Reproduce the records below exactly as they appear.

::::

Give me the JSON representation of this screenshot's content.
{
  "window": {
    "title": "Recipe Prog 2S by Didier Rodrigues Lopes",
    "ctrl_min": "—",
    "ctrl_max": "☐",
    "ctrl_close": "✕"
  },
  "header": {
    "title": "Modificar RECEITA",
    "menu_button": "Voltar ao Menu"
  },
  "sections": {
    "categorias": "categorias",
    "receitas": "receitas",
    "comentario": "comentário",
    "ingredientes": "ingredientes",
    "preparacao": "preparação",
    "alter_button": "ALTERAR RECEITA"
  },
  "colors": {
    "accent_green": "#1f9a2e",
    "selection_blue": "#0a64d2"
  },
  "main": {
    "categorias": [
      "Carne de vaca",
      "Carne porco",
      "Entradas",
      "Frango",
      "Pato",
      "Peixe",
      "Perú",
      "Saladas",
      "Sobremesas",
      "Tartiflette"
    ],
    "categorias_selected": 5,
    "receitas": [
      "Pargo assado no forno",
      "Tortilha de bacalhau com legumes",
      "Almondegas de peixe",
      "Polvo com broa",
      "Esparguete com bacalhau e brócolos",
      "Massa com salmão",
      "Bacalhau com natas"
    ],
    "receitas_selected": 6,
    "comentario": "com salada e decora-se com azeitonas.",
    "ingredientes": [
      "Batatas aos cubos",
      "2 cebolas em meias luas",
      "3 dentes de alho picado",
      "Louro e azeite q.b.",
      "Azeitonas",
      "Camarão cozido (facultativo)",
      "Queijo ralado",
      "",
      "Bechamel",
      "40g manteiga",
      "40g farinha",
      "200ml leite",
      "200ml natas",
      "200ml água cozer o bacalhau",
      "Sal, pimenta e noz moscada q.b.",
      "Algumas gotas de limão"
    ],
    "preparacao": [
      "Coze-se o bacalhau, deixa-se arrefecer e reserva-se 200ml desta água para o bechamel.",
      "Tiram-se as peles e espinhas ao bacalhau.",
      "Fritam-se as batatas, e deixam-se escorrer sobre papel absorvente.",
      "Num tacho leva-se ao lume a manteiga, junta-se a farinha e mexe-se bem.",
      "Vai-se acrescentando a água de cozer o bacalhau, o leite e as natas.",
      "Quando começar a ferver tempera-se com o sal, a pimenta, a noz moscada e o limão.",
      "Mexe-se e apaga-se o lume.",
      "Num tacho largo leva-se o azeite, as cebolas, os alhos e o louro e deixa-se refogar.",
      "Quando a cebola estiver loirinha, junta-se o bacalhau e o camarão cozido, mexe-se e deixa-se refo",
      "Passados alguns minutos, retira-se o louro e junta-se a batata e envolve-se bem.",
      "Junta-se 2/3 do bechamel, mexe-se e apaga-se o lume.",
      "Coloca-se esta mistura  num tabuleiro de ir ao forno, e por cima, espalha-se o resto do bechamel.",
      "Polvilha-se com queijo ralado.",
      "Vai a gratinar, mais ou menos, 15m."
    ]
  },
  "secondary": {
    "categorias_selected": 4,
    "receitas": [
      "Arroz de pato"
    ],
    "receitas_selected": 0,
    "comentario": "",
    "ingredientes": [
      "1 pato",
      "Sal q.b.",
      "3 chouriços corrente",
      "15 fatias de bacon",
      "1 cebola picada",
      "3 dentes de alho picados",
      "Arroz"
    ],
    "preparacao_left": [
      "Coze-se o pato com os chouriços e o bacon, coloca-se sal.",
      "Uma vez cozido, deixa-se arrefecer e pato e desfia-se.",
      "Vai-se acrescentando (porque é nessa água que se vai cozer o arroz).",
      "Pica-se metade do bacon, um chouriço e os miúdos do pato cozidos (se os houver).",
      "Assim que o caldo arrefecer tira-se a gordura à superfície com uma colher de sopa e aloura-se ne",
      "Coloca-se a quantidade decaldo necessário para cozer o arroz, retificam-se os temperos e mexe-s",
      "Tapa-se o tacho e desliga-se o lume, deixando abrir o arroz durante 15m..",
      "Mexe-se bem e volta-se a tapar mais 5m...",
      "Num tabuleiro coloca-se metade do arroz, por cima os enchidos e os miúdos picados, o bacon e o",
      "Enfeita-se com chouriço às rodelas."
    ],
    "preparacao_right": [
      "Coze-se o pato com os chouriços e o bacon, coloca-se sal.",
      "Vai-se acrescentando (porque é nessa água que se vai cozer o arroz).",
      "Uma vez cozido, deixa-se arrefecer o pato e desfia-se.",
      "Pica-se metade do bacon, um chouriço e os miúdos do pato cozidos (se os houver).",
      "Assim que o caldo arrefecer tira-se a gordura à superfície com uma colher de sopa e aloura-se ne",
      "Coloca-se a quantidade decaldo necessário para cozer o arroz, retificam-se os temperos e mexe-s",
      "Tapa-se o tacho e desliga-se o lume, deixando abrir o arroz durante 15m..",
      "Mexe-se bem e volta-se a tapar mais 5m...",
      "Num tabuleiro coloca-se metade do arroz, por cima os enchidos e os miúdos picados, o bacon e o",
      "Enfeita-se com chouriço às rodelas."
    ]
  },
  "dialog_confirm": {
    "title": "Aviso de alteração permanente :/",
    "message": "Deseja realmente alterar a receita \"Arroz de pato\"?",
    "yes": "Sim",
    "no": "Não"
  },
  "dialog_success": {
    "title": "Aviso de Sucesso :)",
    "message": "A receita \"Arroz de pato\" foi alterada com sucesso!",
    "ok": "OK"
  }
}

::::

__FINAL RESULT__.
Give me the JSON representation of this screenshot's content.
{
  "window": {
    "title": "Recipe Prog 2S by Didier Rodrigues Lopes",
    "ctrl_min": "—",
    "ctrl_max": "☐",
    "ctrl_close": "✕"
  },
  "header": {
    "title": "Modificar RECEITA",
    "menu_button": "Voltar ao Menu"
  },
  "sections": {
    "categorias": "categorias",
    "receitas": "receitas",
    "comentario": "comentário",
    "ingredientes": "ingredientes",
    "preparacao": "preparação",
    "alter_button": "ALTERAR RECEITA"
  },
  "colors": {
    "accent_green": "#1f9a2e",
    "selection_blue": "#0a64d2"
  },
  "main": {
    "categorias": [
      "Carne de vaca",
      "Carne porco",
      "Entradas",
      "Frango",
      "Pato",
      "Peixe",
      "Perú",
      "Saladas",
      "Sobremesas",
      "Tartiflette"
    ],
    "categorias_selected": 5,
    "receitas": [
      "Pargo assado no forno",
      "Tortilha de bacalhau com legumes",
      "Almondegas de peixe",
      "Polvo com broa",
      "Esparguete com bacalhau e brócolos",
      "Massa com salmão",
      "Bacalhau com natas"
    ],
    "receitas_selected": 6,
    "comentario": "com salada e decora-se com azeitonas.",
    "ingredientes": [
      "Batatas aos cubos",
      "2 cebolas em meias luas",
      "3 dentes de alho picado",
      "Louro e azeite q.b.",
      "Azeitonas",
      "Camarão cozido (facultativo)",
      "Queijo ralado",
      "",
      "Bechamel",
      "40g manteiga",
      "40g farinha",
      "200ml leite",
      "200ml natas",
      "200ml água cozer o bacalhau",
      "Sal, pimenta e noz moscada q.b.",
      "Algumas gotas de limão"
    ],
    "preparacao": [
      "Coze-se o bacalhau, deixa-se arrefecer e reserva-se 200ml desta água para o bechamel.",
      "Tiram-se as peles e espinhas ao bacalhau.",
      "Fritam-se as batatas, e deixam-se escorrer sobre papel absorvente.",
      "Num tacho leva-se ao lume a manteiga, junta-se a farinha e mexe-se bem.",
      "Vai-se acrescentando a água de cozer o bacalhau, o leite e as natas.",
      "Quando começar a ferver tempera-se com o sal, a pimenta, a noz moscada e o limão.",
      "Mexe-se e apaga-se o lume.",
      "Num tacho largo leva-se o azeite, as cebolas, os alhos e o louro e deixa-se refogar.",
      "Quando a cebola estiver loirinha, junta-se o bacalhau e o camarão cozido, mexe-se e deixa-se refo",
      "Passados alguns minutos, retira-se o louro e junta-se a batata e envolve-se bem.",
      "Junta-se 2/3 do bechamel, mexe-se e apaga-se o lume.",
      "Coloca-se esta mistura  num tabuleiro de ir ao forno, e por cima, espalha-se o resto do bechamel.",
      "Polvilha-se com queijo ralado.",
      "Vai a gratinar, mais ou menos, 15m."
    ]
  },
  "secondary": {
    "categorias_selected": 4,
    "receitas": [
      "Arroz de pato"
    ],
    "receitas_selected": 0,
    "comentario": "",
    "ingredientes": [
      "1 pato",
      "Sal q.b.",
      "3 chouriços corrente",
      "15 fatias de bacon",
      "1 cebola picada",
      "3 dentes de alho picados",
      "Arroz"
    ],
    "preparacao_left": [
      "Coze-se o pato com os chouriços e o bacon, coloca-se sal.",
      "Uma vez cozido, deixa-se arrefecer e pato e desfia-se.",
      "Vai-se acrescentando (porque é nessa água que se vai cozer o arroz).",
      "Pica-se metade do bacon, um chouriço e os miúdos do pato cozidos (se os houver).",
      "Assim que o caldo arrefecer tira-se a gordura à superfície com uma colher de sopa e aloura-se ne",
      "Coloca-se a quantidade decaldo necessário para cozer o arroz, retificam-se os temperos e mexe-s",
      "Tapa-se o tacho e desliga-se o lume, deixando abrir o arroz durante 15m..",
      "Mexe-se bem e volta-se a tapar mais 5m...",
      "Num tabuleiro coloca-se metade do arroz, por cima os enchidos e os miúdos picados, o bacon e o",
      "Enfeita-se com chouriço às rodelas."
    ],
    "preparacao_right": [
      "Coze-se o pato com os chouriços e o bacon, coloca-se sal.",
      "Vai-se acrescentando (porque é nessa água que se vai cozer o arroz).",
      "Uma vez cozido, deixa-se arrefecer o pato e desfia-se.",
      "Pica-se metade do bacon, um chouriço e os miúdos do pato cozidos (se os houver).",
      "Assim que o caldo arrefecer tira-se a gordura à superfície com uma colher de sopa e aloura-se ne",
      "Coloca-se a quantidade decaldo necessário para cozer o arroz, retificam-se os temperos e mexe-s",
      "Tapa-se o tacho e desliga-se o lume, deixando abrir o arroz durante 15m..",
      "Mexe-se bem e volta-se a tapar mais 5m...",
      "Num tabuleiro coloca-se metade do arroz, por cima os enchidos e os miúdos picados, o bacon e o",
      "Enfeita-se com chouriço às rodelas."
    ]
  },
  "dialog_confirm": {
    "title": "Aviso de alteração permanente :/",
    "message": "Deseja realmente alterar a receita \"Arroz de pato\"?",
    "yes": "Sim",
    "no": "Não"
  },
  "dialog_success": {
    "title": "Aviso de Sucesso :)",
    "message": "A receita \"Arroz de pato\" foi alterada com sucesso!",
    "ok": "OK"
  }
}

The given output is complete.